Produce a word-for-word copy of the listing below without its pictures.
# # #
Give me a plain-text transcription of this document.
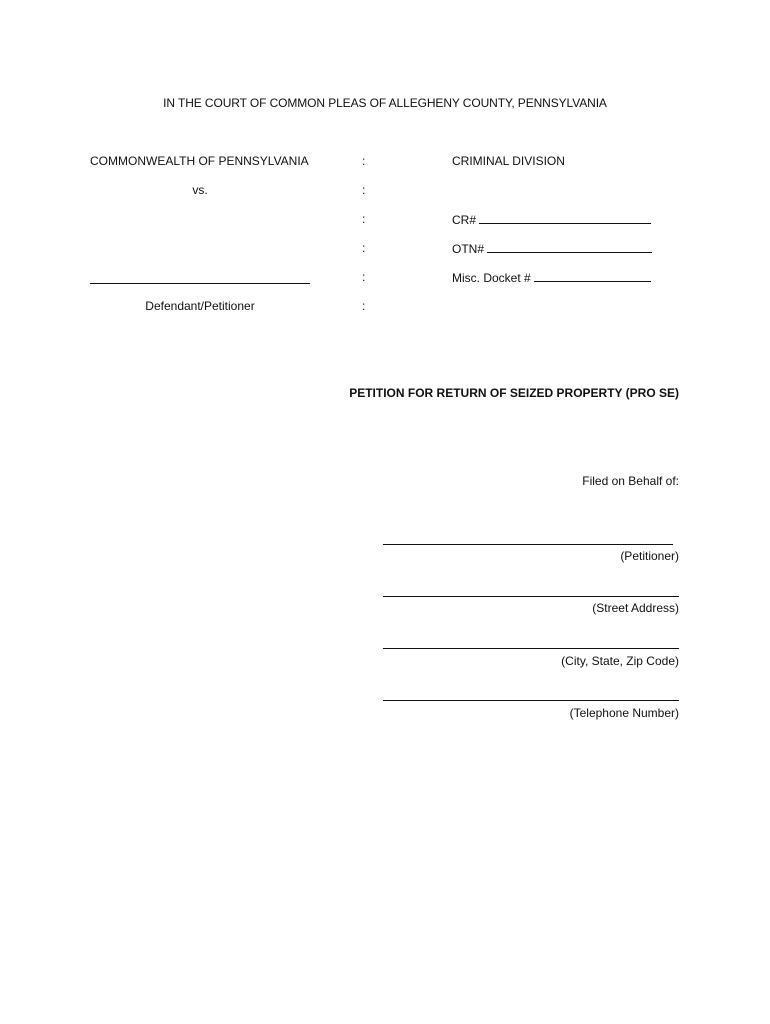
IN THE COURT OF COMMON PLEAS OF ALLEGHENY COUNTY, PENNSYLVANIA
COMMONWEALTH OF PENNSYLVANIA
vs.
Defendant/Petitioner
:
:
:
:
:
:
CRIMINAL DIVISION
CR#
OTN#
Misc. Docket #
PETITION FOR RETURN OF SEIZED PROPERTY (PRO SE)
Filed on Behalf of:
(Petitioner)
(Street Address)
(City, State, Zip Code)
(Telephone Number)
# # #
- **Worked solution**:
Give me a plain-text transcription of this document.
IN THE COURT OF COMMON PLEAS OF ALLEGHENY COUNTY, PENNSYLVANIA
COMMONWEALTH OF PENNSYLVANIA
vs.
Defendant/Petitioner
:
:
:
:
:
:
CRIMINAL DIVISION
CR#
OTN#
Misc. Docket #
PETITION FOR RETURN OF SEIZED PROPERTY (PRO SE)
Filed on Behalf of:
(Petitioner)
(Street Address)
(City, State, Zip Code)
(Telephone Number)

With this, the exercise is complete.